Stored items from a collection ▸
......

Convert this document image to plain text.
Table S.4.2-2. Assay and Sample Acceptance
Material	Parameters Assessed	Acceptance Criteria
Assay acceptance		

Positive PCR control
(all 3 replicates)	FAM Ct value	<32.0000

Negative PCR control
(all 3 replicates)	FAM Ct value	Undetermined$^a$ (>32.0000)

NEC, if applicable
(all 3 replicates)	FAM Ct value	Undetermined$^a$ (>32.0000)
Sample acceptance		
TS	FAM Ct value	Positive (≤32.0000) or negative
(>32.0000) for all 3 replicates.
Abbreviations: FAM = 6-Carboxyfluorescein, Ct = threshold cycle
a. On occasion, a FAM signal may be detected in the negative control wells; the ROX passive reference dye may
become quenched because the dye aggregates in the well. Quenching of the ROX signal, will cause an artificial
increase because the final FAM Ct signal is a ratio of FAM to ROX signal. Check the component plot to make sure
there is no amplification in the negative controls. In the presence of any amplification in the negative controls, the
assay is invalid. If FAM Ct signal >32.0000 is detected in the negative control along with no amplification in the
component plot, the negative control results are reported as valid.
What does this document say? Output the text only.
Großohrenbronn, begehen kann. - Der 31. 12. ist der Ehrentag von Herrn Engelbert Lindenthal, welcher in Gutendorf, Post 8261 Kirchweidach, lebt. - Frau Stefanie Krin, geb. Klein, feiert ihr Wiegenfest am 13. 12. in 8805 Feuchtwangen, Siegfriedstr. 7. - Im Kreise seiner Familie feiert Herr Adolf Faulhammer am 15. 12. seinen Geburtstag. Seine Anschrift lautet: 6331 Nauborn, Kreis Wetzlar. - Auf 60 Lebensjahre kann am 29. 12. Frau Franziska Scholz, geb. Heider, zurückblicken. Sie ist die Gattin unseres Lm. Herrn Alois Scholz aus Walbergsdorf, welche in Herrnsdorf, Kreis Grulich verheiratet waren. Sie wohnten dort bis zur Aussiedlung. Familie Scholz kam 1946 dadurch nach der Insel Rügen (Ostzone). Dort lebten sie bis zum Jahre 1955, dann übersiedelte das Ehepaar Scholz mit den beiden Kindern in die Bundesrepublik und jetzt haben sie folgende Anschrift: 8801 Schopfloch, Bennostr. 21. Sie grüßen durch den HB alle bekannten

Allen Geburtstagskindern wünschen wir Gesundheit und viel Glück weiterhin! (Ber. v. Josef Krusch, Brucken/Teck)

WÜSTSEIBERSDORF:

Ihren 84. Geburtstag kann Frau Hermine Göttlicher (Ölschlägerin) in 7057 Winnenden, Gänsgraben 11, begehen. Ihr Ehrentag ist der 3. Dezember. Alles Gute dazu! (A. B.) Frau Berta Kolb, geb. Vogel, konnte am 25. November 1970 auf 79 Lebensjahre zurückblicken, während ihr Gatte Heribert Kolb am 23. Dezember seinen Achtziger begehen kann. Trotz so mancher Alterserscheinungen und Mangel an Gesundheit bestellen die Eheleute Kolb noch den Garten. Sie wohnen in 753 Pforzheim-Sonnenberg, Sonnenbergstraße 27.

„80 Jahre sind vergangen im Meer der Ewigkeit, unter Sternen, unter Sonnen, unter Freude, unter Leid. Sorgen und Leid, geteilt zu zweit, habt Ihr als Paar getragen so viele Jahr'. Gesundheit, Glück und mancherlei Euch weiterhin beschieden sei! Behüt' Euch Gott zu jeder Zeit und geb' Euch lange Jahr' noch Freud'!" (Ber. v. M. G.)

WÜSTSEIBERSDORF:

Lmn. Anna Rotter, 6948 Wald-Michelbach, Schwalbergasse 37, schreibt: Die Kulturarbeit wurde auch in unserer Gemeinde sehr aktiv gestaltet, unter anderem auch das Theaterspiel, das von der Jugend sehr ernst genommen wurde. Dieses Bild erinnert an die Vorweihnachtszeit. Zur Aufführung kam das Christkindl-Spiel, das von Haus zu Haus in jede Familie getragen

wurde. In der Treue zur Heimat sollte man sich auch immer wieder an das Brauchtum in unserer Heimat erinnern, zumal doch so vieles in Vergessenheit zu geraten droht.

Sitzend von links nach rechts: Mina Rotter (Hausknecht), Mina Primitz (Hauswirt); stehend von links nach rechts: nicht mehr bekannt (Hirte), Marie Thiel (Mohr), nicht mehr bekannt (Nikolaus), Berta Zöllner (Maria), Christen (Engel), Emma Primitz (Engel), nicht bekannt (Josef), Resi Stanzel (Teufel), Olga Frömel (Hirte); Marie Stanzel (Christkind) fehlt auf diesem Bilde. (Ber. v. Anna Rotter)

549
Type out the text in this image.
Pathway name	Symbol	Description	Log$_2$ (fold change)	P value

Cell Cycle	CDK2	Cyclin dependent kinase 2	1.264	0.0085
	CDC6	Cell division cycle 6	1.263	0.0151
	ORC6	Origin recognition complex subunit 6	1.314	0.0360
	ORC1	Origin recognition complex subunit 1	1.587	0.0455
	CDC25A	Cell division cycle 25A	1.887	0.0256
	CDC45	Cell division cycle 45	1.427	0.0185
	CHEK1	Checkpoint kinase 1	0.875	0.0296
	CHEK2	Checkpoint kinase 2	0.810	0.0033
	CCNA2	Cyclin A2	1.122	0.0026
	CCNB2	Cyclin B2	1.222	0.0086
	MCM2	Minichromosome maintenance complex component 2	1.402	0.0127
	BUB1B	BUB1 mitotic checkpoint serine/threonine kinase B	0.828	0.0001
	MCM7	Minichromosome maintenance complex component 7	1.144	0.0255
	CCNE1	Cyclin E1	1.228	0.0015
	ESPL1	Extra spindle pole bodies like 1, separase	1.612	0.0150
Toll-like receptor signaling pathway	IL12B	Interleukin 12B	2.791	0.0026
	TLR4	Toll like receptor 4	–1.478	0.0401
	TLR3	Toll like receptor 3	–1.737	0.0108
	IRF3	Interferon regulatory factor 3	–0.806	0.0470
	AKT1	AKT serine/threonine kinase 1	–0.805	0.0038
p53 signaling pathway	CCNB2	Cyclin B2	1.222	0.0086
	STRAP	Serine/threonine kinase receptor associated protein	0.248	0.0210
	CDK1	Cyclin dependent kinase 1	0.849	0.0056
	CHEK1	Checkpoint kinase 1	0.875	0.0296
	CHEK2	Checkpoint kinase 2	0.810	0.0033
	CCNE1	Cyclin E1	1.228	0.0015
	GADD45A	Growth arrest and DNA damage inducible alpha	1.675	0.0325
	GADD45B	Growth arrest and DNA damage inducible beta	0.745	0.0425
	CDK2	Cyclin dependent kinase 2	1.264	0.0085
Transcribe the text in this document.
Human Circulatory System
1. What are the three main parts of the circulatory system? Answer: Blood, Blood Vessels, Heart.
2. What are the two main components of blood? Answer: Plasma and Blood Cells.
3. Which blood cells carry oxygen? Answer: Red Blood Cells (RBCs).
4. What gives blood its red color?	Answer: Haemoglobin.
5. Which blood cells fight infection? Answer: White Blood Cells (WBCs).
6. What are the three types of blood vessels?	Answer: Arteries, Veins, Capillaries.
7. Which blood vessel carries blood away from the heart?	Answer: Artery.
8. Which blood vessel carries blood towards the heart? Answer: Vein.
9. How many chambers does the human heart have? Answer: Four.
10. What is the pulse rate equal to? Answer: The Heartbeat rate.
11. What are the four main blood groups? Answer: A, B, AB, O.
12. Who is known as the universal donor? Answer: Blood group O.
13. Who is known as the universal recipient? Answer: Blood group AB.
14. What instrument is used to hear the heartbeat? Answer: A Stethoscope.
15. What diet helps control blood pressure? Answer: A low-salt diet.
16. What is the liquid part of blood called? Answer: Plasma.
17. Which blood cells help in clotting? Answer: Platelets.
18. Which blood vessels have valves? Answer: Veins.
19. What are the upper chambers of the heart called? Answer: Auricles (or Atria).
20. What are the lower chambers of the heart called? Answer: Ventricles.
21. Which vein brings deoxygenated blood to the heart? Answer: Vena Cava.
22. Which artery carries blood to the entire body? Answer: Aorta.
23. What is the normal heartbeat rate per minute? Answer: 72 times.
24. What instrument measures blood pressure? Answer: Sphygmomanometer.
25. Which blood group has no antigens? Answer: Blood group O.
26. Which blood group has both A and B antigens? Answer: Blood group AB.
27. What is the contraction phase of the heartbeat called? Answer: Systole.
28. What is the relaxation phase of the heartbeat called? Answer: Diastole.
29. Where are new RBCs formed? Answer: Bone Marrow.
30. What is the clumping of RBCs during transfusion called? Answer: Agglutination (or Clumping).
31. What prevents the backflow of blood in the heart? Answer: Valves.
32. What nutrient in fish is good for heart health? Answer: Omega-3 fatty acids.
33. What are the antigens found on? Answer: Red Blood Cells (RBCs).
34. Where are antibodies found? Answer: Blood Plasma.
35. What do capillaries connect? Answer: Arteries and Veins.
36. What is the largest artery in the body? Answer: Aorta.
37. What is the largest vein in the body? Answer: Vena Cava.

......

Work to be completed ▸ Looking at the entries above, determine how many lines contain the word "carries" and state only that number.

Response area ▸ 3